#### SUPPLIED MATERIAL
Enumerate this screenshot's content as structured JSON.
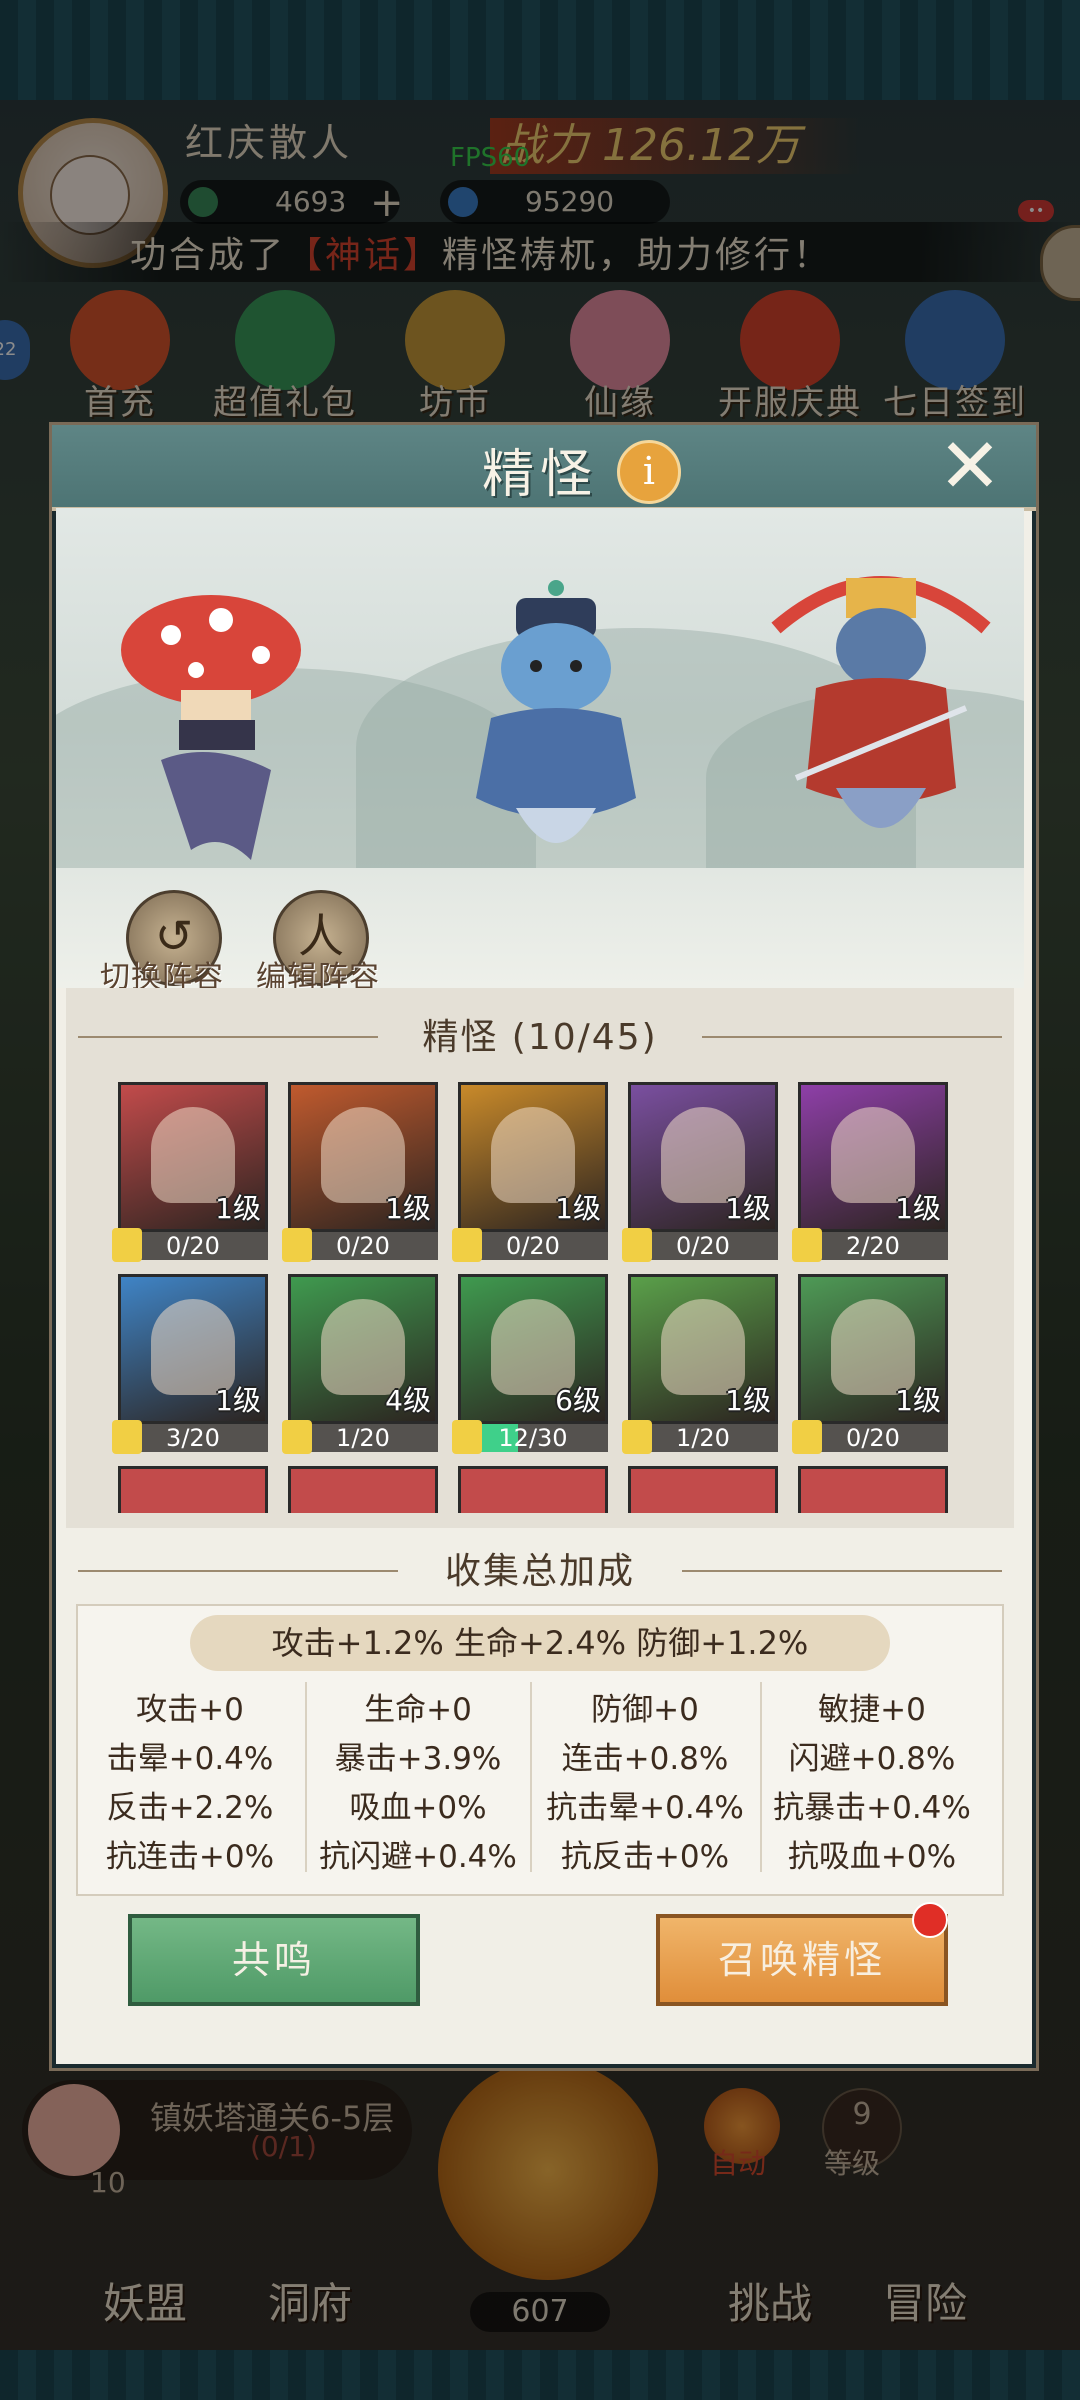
{
  "hud": {
    "player_name": "红庆散人",
    "fps": "FPS60",
    "power": "战力 126.12万",
    "jade": "4693",
    "gems": "95290",
    "plus": "+",
    "chat_badge": "••"
  },
  "marquee": {
    "prefix": "功合成了",
    "tag": "【神话】",
    "suffix": "精怪梼杌，助力修行！"
  },
  "left_bubble": "22",
  "features": [
    "首充",
    "超值礼包",
    "坊市",
    "仙缘",
    "开服庆典",
    "七日签到"
  ],
  "dialog": {
    "title": "精怪",
    "info": "i",
    "close": "✕",
    "switch_team": "切换阵容",
    "edit_team": "编辑阵容",
    "collection_title": "精怪 (10/45)",
    "bonus_title": "收集总加成",
    "resonate": "共鸣",
    "summon": "召唤精怪"
  },
  "cards": [
    {
      "level": "1级",
      "progress": "0/20",
      "ratio": 0,
      "bg": "#c24b4b"
    },
    {
      "level": "1级",
      "progress": "0/20",
      "ratio": 0,
      "bg": "#c05a2e"
    },
    {
      "level": "1级",
      "progress": "0/20",
      "ratio": 0,
      "bg": "#c98a2a"
    },
    {
      "level": "1级",
      "progress": "0/20",
      "ratio": 0,
      "bg": "#7a4fa0"
    },
    {
      "level": "1级",
      "progress": "2/20",
      "ratio": 0.1,
      "bg": "#8e3fa8"
    },
    {
      "level": "1级",
      "progress": "3/20",
      "ratio": 0.15,
      "bg": "#3f84c6"
    },
    {
      "level": "4级",
      "progress": "1/20",
      "ratio": 0.05,
      "bg": "#3f9a4f"
    },
    {
      "level": "6级",
      "progress": "12/30",
      "ratio": 0.4,
      "bg": "#3f9a4f"
    },
    {
      "level": "1级",
      "progress": "1/20",
      "ratio": 0.05,
      "bg": "#5aa04a"
    },
    {
      "level": "1级",
      "progress": "0/20",
      "ratio": 0,
      "bg": "#4e9a56"
    }
  ],
  "bonus_summary": "攻击+1.2%    生命+2.4%    防御+1.2%",
  "stats": [
    [
      "攻击+0",
      "生命+0",
      "防御+0",
      "敏捷+0"
    ],
    [
      "击晕+0.4%",
      "暴击+3.9%",
      "连击+0.8%",
      "闪避+0.8%"
    ],
    [
      "反击+2.2%",
      "吸血+0%",
      "抗击晕+0.4%",
      "抗暴击+0.4%"
    ],
    [
      "抗连击+0%",
      "抗闪避+0.4%",
      "抗反击+0%",
      "抗吸血+0%"
    ]
  ],
  "bottom": {
    "task": "镇妖塔通关6-5层",
    "task_progress": "(0/1)",
    "task_count": "10",
    "auto": "自动",
    "level_num": "9",
    "level_label": "等级",
    "coins": "607",
    "nav": [
      "妖盟",
      "洞府",
      "挑战",
      "冒险"
    ]
  }
}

#### THE TASK
Every entry must be reproduced exactly, with the images left out.

#### SOLVED PROBLEM
Enumerate this screenshot's content as structured JSON.
{
  "hud": {
    "player_name": "红庆散人",
    "fps": "FPS60",
    "power": "战力 126.12万",
    "jade": "4693",
    "gems": "95290",
    "plus": "+",
    "chat_badge": "••"
  },
  "marquee": {
    "prefix": "功合成了",
    "tag": "【神话】",
    "suffix": "精怪梼杌，助力修行！"
  },
  "left_bubble": "22",
  "features": [
    "首充",
    "超值礼包",
    "坊市",
    "仙缘",
    "开服庆典",
    "七日签到"
  ],
  "dialog": {
    "title": "精怪",
    "info": "i",
    "close": "✕",
    "switch_team": "切换阵容",
    "edit_team": "编辑阵容",
    "collection_title": "精怪 (10/45)",
    "bonus_title": "收集总加成",
    "resonate": "共鸣",
    "summon": "召唤精怪"
  },
  "cards": [
    {
      "level": "1级",
      "progress": "0/20",
      "ratio": 0,
      "bg": "#c24b4b"
    },
    {
      "level": "1级",
      "progress": "0/20",
      "ratio": 0,
      "bg": "#c05a2e"
    },
    {
      "level": "1级",
      "progress": "0/20",
      "ratio": 0,
      "bg": "#c98a2a"
    },
    {
      "level": "1级",
      "progress": "0/20",
      "ratio": 0,
      "bg": "#7a4fa0"
    },
    {
      "level": "1级",
      "progress": "2/20",
      "ratio": 0.1,
      "bg": "#8e3fa8"
    },
    {
      "level": "1级",
      "progress": "3/20",
      "ratio": 0.15,
      "bg": "#3f84c6"
    },
    {
      "level": "4级",
      "progress": "1/20",
      "ratio": 0.05,
      "bg": "#3f9a4f"
    },
    {
      "level": "6级",
      "progress": "12/30",
      "ratio": 0.4,
      "bg": "#3f9a4f"
    },
    {
      "level": "1级",
      "progress": "1/20",
      "ratio": 0.05,
      "bg": "#5aa04a"
    },
    {
      "level": "1级",
      "progress": "0/20",
      "ratio": 0,
      "bg": "#4e9a56"
    }
  ],
  "bonus_summary": "攻击+1.2%    生命+2.4%    防御+1.2%",
  "stats": [
    [
      "攻击+0",
      "生命+0",
      "防御+0",
      "敏捷+0"
    ],
    [
      "击晕+0.4%",
      "暴击+3.9%",
      "连击+0.8%",
      "闪避+0.8%"
    ],
    [
      "反击+2.2%",
      "吸血+0%",
      "抗击晕+0.4%",
      "抗暴击+0.4%"
    ],
    [
      "抗连击+0%",
      "抗闪避+0.4%",
      "抗反击+0%",
      "抗吸血+0%"
    ]
  ],
  "bottom": {
    "task": "镇妖塔通关6-5层",
    "task_progress": "(0/1)",
    "task_count": "10",
    "auto": "自动",
    "level_num": "9",
    "level_label": "等级",
    "coins": "607",
    "nav": [
      "妖盟",
      "洞府",
      "挑战",
      "冒险"
    ]
  }
}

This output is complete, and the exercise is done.